** Start SUPPLIED RECORDS **

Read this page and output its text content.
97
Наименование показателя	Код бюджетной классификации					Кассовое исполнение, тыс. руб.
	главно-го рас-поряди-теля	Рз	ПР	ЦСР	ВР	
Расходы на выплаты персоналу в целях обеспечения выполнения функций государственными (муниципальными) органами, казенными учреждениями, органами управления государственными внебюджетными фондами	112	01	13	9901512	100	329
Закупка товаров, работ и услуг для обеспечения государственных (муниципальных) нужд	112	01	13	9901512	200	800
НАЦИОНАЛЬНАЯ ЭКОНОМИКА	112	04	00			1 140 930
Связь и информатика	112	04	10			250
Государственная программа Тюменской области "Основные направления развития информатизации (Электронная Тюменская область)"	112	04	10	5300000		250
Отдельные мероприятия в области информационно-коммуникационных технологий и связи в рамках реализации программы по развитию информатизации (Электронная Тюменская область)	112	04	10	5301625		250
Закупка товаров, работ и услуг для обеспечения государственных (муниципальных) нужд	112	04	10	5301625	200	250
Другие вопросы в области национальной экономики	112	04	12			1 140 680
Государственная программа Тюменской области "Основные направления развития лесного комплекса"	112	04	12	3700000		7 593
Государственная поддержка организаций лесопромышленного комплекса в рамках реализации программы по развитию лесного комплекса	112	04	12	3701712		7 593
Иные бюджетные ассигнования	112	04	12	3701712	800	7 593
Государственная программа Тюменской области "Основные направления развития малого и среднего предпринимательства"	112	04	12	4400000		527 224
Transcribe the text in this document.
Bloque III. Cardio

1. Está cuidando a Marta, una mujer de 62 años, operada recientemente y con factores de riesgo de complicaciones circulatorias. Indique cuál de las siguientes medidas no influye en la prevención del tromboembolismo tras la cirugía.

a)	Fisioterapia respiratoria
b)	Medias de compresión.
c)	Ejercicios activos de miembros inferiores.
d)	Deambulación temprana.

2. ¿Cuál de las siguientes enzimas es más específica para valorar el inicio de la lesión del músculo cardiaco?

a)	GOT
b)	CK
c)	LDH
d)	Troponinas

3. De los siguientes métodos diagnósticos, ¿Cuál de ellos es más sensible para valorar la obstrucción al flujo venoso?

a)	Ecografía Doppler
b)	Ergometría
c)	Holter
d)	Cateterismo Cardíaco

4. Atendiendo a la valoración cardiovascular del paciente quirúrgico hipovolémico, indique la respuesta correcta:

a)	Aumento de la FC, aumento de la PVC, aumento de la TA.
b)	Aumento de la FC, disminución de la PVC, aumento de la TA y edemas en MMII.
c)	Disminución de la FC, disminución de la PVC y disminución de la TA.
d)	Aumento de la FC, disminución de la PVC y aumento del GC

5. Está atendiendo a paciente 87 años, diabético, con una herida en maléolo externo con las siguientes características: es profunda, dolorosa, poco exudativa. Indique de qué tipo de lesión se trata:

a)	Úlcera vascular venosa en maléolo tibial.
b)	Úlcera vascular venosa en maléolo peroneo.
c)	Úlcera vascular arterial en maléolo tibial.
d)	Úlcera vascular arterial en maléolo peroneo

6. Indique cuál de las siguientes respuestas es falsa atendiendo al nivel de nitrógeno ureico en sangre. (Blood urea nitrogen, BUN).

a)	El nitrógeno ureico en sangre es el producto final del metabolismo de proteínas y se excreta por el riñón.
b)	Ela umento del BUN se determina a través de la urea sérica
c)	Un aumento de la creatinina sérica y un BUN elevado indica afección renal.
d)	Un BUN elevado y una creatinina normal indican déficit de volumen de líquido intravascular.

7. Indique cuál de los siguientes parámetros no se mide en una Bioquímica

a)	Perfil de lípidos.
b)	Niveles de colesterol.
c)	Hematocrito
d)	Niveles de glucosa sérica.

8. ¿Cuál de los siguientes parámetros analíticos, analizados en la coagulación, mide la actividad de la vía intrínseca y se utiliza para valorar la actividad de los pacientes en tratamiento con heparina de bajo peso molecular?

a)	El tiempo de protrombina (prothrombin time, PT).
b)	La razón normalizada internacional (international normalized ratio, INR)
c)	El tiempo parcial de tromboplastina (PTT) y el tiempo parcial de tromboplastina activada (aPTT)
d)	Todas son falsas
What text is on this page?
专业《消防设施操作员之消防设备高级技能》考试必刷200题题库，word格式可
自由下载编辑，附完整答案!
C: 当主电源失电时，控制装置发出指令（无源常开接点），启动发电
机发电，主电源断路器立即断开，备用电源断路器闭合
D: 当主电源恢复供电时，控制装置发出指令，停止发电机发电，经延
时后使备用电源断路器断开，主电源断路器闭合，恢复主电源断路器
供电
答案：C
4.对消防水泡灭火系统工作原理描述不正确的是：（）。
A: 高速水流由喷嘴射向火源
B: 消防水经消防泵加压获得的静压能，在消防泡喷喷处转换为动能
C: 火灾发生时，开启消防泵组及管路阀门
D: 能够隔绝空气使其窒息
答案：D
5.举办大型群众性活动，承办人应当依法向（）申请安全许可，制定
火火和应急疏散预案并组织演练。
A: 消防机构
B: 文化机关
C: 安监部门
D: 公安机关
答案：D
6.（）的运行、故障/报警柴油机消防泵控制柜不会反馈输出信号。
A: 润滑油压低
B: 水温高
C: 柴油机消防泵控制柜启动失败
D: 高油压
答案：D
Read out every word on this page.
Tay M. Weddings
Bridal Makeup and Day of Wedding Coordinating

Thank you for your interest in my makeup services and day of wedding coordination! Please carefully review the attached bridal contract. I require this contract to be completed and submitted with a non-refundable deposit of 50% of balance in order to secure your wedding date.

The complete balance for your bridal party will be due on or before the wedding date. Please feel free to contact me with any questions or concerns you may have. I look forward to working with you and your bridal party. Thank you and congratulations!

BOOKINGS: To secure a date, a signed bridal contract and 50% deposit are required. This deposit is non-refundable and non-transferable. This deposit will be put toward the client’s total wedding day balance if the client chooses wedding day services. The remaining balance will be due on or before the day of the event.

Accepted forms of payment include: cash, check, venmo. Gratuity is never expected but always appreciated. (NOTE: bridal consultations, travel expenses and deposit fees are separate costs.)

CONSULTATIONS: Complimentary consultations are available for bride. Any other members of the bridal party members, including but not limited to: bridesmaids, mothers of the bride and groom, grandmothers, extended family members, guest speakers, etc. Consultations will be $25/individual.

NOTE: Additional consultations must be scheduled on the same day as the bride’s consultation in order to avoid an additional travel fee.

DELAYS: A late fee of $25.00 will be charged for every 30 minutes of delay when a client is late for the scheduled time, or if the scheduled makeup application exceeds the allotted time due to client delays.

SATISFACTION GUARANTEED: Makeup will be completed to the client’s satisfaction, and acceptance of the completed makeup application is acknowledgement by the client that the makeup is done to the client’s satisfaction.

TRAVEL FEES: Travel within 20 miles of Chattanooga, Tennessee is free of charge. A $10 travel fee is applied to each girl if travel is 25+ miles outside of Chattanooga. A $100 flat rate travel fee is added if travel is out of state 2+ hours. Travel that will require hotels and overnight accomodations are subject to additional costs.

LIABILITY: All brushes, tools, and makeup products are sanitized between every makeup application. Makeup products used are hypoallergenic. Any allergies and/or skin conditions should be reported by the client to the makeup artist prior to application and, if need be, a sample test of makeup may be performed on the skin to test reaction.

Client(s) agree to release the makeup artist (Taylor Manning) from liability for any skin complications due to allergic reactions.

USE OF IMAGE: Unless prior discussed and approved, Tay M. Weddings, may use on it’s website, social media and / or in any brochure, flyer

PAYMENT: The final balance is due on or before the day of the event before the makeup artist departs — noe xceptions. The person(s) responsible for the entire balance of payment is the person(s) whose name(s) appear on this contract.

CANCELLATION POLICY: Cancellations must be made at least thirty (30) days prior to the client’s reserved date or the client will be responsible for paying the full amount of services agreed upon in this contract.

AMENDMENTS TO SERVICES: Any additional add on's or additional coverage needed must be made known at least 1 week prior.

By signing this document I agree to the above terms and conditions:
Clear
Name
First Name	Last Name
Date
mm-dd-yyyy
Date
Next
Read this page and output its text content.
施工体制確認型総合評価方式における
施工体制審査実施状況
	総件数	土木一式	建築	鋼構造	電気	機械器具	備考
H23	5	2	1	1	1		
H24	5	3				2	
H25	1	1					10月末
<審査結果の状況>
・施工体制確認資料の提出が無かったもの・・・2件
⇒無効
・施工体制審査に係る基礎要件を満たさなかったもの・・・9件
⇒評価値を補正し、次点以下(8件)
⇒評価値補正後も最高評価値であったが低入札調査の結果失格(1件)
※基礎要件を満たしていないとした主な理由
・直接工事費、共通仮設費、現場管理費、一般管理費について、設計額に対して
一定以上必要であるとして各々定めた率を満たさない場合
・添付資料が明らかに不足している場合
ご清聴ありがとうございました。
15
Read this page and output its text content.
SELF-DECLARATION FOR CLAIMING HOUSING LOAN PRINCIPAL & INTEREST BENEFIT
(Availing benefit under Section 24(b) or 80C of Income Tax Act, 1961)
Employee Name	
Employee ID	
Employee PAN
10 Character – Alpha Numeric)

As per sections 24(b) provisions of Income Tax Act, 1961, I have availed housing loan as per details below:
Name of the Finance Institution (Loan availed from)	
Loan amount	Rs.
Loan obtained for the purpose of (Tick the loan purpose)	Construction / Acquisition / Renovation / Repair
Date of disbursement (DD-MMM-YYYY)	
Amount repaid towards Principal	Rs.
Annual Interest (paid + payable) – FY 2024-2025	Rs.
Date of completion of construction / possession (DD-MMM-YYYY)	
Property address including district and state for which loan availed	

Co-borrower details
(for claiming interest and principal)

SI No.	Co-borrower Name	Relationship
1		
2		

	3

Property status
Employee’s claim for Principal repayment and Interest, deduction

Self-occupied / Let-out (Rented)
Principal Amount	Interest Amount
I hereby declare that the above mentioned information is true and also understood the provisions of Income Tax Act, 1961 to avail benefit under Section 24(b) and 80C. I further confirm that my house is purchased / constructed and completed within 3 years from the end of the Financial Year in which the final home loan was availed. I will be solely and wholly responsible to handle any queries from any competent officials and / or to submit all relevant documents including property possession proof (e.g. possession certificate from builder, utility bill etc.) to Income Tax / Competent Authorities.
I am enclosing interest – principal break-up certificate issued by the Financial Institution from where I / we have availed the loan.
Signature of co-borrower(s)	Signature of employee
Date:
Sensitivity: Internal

** End SUPPLIED RECORDS **

▶ **EXERCISE**: List all lines where "refundable" occurs.

▶ **ANSWER BELOW**:
Thank you for your interest in my makeup services and day of wedding coordination! Please carefully review the attached bridal contract. I require this contract to be completed and submitted with a non-refundable deposit of 50% of balance in order to secure your wedding date.
BOOKINGS: To secure a date, a signed bridal contract and 50% deposit are required. This deposit is non-refundable and non-transferable. This deposit will be put toward the client’s total wedding day balance if the client chooses wedding day services. The remaining balance will be due on or before the day of the event.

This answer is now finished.